◆ **Selection**:
--- --- ---

Heather Brigstocke, Baroness Brigstocke CBE (2 September 1929 – 30 April 2004) was a British schoolteacher, academic and Conservative Life Peer.

Life

She was born into a working-class family as Heather Renwick Brown in Birchington, Kent, the daughter of Squadron Leader John Renwick Brown, DFC, a former Scottish miner and newsagent.  Brown was persuaded to have a career in the RAF after the war.

She was educated at The Abbey School, Reading, where a classics teacher encouraged her to apply to university. She won a state scholarship
 to Girton College, Cambridge, later switching to the Archaeology and Anthropology course.

Brigstocke was a talented stage actress, but her parents refused to allow her to pursue her wishes.  She had developed a mellifluous voice, rich with charm, which she put to good use at business school, and later on when talking to parents.  She spent her time at university touring Sweden with an acting troupe performing Shakespeare, and then at parties with the likes of Norman St John Stevas and Julian Slade. She was the first woman to win the Winchester Reading Prize, leaving with a lower second degree.

After a short period as a management trainee at Selfridges, she won a classics teacher's job at the independent Francis Holland School, and then at Godolphin and Latymer in Hammersmith.

In 1952, she married Geoffrey Brigstocke, a civil servant and diplomat, and former POW.  They had four children, three sons and one daughter, David Hugh Charles, Julian, Thomas, and Emma Persephone.

In 1961, she travelled with her husband to his post in Washington D.C., where she taught Latin at the National Cathedral School. In 1963, they returned to London and she returned to the Francis Holland School as headmistress from 1965 to 1974, and High Mistress of St Paul's Girls' School from 1974 to 1989.

On 21 May 1990, she was created a life peer as Baroness Brigstocke, of Kensington in the Royal Borough of Kensington and Chelsea and sat as a Conservative.  She was part of many educational societies during the 1990s and was the founding chairman of Home-Start International.  She was appointed a Governess of Imperial College, London.

Second marriage
On 22 January 2000, Lady Brigstocke, widowed since her husband had died in 1974 on Turkish Airlines Flight 981, married the fellow widower peer, Hugh Griffiths, Baron Griffiths, the law lord who had an interest in fishing. They were one of the few couples who both held titles in their own right.  Brigstocke had got to know him when his wife, Evelyn, was chairman of the St Paul's Girls' School governors, and she had often stayed with them on the Isle of Wight.

--- --- ---

◆ **Written request 1**: Name each of the children given in the biography of Baroness Brigstocke.

--- --- ---

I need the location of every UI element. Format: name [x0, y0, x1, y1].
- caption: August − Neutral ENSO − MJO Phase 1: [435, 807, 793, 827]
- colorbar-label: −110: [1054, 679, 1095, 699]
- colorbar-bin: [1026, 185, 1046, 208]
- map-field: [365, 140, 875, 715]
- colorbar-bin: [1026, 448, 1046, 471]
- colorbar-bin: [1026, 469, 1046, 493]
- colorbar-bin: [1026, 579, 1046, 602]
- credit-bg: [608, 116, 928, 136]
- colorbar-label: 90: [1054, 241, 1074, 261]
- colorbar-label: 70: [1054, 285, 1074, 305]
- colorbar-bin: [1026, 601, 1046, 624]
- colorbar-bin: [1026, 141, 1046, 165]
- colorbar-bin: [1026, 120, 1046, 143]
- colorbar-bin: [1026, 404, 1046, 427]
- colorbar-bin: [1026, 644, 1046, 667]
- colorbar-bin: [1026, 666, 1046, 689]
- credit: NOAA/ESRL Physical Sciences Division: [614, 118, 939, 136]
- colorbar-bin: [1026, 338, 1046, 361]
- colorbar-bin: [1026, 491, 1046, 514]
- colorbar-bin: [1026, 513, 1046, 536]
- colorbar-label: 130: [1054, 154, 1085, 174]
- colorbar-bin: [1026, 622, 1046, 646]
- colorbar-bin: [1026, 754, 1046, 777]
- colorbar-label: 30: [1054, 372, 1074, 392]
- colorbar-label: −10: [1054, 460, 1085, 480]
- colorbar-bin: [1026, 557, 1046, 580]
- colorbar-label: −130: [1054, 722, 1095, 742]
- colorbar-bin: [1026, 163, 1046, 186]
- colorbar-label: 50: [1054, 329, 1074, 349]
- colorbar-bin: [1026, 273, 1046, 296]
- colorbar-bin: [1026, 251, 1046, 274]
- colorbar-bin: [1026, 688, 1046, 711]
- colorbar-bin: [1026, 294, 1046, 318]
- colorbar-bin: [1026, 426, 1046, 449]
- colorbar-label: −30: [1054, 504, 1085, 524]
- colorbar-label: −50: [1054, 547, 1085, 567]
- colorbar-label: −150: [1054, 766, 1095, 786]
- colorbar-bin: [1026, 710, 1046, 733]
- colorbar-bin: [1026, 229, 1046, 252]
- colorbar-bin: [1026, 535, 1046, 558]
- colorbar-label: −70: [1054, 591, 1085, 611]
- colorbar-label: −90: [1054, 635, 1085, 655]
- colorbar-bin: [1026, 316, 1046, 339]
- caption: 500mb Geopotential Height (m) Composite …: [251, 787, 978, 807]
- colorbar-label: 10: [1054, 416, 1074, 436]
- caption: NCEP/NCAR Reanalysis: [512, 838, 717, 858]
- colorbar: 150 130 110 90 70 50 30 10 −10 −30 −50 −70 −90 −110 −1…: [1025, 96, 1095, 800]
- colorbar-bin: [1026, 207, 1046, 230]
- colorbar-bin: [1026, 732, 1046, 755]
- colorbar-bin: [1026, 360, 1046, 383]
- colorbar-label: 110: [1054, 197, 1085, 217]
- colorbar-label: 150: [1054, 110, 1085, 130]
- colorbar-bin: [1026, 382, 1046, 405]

--- --- ---

◆ **Written request 2**: Reproduce the records verbatim, from their first line through the line holding "- colorbar-label: 70: [1054, 285, 1074, 305]", both included.

◆ **Result 1**: David Hugh Charles, Julian, Thomas, Emma Persephone

◆ **Result 2**:
I need the location of every UI element. Format: name [x0, y0, x1, y1].
- caption: August − Neutral ENSO − MJO Phase 1: [435, 807, 793, 827]
- colorbar-label: −110: [1054, 679, 1095, 699]
- colorbar-bin: [1026, 185, 1046, 208]
- map-field: [365, 140, 875, 715]
- colorbar-bin: [1026, 448, 1046, 471]
- colorbar-bin: [1026, 469, 1046, 493]
- colorbar-bin: [1026, 579, 1046, 602]
- credit-bg: [608, 116, 928, 136]
- colorbar-label: 90: [1054, 241, 1074, 261]
- colorbar-label: 70: [1054, 285, 1074, 305]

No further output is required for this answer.